▸ What the task asks: Please rewrite the following lines as a numbered list, leaving out the blank ones.

▸ Data to process:
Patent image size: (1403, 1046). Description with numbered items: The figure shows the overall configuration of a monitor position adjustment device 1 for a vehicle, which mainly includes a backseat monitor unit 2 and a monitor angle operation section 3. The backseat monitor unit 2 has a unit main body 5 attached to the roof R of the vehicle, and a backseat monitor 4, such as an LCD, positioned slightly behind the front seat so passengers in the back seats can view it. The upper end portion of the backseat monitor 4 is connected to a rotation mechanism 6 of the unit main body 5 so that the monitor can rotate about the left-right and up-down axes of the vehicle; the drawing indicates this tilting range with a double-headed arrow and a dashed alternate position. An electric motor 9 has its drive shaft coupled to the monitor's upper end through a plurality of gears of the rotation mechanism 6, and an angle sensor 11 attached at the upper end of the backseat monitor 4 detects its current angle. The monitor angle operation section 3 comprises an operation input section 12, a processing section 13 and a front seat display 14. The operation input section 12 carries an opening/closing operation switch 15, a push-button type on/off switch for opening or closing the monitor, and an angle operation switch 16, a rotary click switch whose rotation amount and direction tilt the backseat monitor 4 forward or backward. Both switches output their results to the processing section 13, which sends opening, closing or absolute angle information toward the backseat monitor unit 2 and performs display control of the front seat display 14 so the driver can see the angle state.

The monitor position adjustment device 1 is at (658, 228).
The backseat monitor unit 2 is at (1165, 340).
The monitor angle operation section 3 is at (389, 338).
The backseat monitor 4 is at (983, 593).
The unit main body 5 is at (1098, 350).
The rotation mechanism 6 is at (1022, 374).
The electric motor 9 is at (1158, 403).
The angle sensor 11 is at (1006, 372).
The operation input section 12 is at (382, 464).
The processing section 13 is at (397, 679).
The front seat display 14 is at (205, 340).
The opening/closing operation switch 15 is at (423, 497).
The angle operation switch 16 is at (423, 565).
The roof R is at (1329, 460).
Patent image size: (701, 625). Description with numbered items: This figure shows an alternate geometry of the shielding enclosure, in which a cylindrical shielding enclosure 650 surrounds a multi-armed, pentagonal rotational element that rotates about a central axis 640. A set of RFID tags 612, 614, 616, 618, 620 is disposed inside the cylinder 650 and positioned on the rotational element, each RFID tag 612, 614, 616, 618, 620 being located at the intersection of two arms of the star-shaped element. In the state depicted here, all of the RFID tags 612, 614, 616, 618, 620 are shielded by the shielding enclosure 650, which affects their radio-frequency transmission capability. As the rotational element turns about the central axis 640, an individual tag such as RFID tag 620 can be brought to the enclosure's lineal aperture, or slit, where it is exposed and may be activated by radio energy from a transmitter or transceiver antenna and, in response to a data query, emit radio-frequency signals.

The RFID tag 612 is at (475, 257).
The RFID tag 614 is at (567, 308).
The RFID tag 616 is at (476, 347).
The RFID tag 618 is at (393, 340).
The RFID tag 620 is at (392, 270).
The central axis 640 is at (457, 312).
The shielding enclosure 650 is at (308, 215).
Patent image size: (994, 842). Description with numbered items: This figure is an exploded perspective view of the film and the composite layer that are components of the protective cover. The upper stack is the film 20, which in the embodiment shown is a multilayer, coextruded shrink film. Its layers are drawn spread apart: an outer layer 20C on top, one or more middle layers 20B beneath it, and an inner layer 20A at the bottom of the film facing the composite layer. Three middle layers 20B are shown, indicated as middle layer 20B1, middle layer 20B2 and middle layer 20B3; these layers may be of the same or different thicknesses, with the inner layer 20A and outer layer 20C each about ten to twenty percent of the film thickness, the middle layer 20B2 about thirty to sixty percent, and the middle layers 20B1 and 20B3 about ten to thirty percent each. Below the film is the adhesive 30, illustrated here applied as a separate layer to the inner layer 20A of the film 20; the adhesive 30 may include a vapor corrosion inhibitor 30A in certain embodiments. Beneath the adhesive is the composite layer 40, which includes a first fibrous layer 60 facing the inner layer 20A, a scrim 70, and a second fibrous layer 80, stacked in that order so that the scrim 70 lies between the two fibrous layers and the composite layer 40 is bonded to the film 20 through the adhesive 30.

▸ Answer below:
1. Patent image size: (1403, 1046). Description with numbered items: The figure shows the overall configuration of a monitor position adjustment device 1 for a vehicle, which mainly includes a backseat monitor unit 2 and a monitor angle operation section 3. The backseat monitor unit 2 has a unit main body 5 attached to the roof R of the vehicle, and a backseat monitor 4, such as an LCD, positioned slightly behind the front seat so passengers in the back seats can view it. The upper end portion of the backseat monitor 4 is connected to a rotation mechanism 6 of the unit main body 5 so that the monitor can rotate about the left-right and up-down axes of the vehicle; the drawing indicates this tilting range with a double-headed arrow and a dashed alternate position. An electric motor 9 has its drive shaft coupled to the monitor's upper end through a plurality of gears of the rotation mechanism 6, and an angle sensor 11 attached at the upper end of the backseat monitor 4 detects its current angle. The monitor angle operation section 3 comprises an operation input section 12, a processing section 13 and a front seat display 14. The operation input section 12 carries an opening/closing operation switch 15, a push-button type on/off switch for opening or closing the monitor, and an angle operation switch 16, a rotary click switch whose rotation amount and direction tilt the backseat monitor 4 forward or backward. Both switches output their results to the processing section 13, which sends opening, closing or absolute angle information toward the backseat monitor unit 2 and performs display control of the front seat display 14 so the driver can see the angle state.
2. The monitor position adjustment device 1 is at (658, 228).
3. The backseat monitor unit 2 is at (1165, 340).
4. The monitor angle operation section 3 is at (389, 338).
5. The backseat monitor 4 is at (983, 593).
6. The unit main body 5 is at (1098, 350).
7. The rotation mechanism 6 is at (1022, 374).
8. The electric motor 9 is at (1158, 403).
9. The angle sensor 11 is at (1006, 372).
10. The operation input section 12 is at (382, 464).
11. The processing section 13 is at (397, 679).
12. The front seat display 14 is at (205, 340).
13. The opening/closing operation switch 15 is at (423, 497).
14. The angle operation switch 16 is at (423, 565).
15. The roof R is at (1329, 460).
16. Patent image size: (701, 625). Description with numbered items: This figure shows an alternate geometry of the shielding enclosure, in which a cylindrical shielding enclosure 650 surrounds a multi-armed, pentagonal rotational element that rotates about a central axis 640. A set of RFID tags 612, 614, 616, 618, 620 is disposed inside the cylinder 650 and positioned on the rotational element, each RFID tag 612, 614, 616, 618, 620 being located at the intersection of two arms of the star-shaped element. In the state depicted here, all of the RFID tags 612, 614, 616, 618, 620 are shielded by the shielding enclosure 650, which affects their radio-frequency transmission capability. As the rotational element turns about the central axis 640, an individual tag such as RFID tag 620 can be brought to the enclosure's lineal aperture, or slit, where it is exposed and may be activated by radio energy from a transmitter or transceiver antenna and, in response to a data query, emit radio-frequency signals.
17. The RFID tag 612 is at (475, 257).
18. The RFID tag 614 is at (567, 308).
19. The RFID tag 616 is at (476, 347).
20. The RFID tag 618 is at (393, 340).
21. The RFID tag 620 is at (392, 270).
22. The central axis 640 is at (457, 312).
23. The shielding enclosure 650 is at (308, 215).
24. Patent image size: (994, 842). Description with numbered items: This figure is an exploded perspective view of the film and the composite layer that are components of the protective cover. The upper stack is the film 20, which in the embodiment shown is a multilayer, coextruded shrink film. Its layers are drawn spread apart: an outer layer 20C on top, one or more middle layers 20B beneath it, and an inner layer 20A at the bottom of the film facing the composite layer. Three middle layers 20B are shown, indicated as middle layer 20B1, middle layer 20B2 and middle layer 20B3; these layers may be of the same or different thicknesses, with the inner layer 20A and outer layer 20C each about ten to twenty percent of the film thickness, the middle layer 20B2 about thirty to sixty percent, and the middle layers 20B1 and 20B3 about ten to thirty percent each. Below the film is the adhesive 30, illustrated here applied as a separate layer to the inner layer 20A of the film 20; the adhesive 30 may include a vapor corrosion inhibitor 30A in certain embodiments. Beneath the adhesive is the composite layer 40, which includes a first fibrous layer 60 facing the inner layer 20A, a scrim 70, and a second fibrous layer 80, stacked in that order so that the scrim 70 lies between the two fibrous layers and the composite layer 40 is bonded to the film 20 through the adhesive 30.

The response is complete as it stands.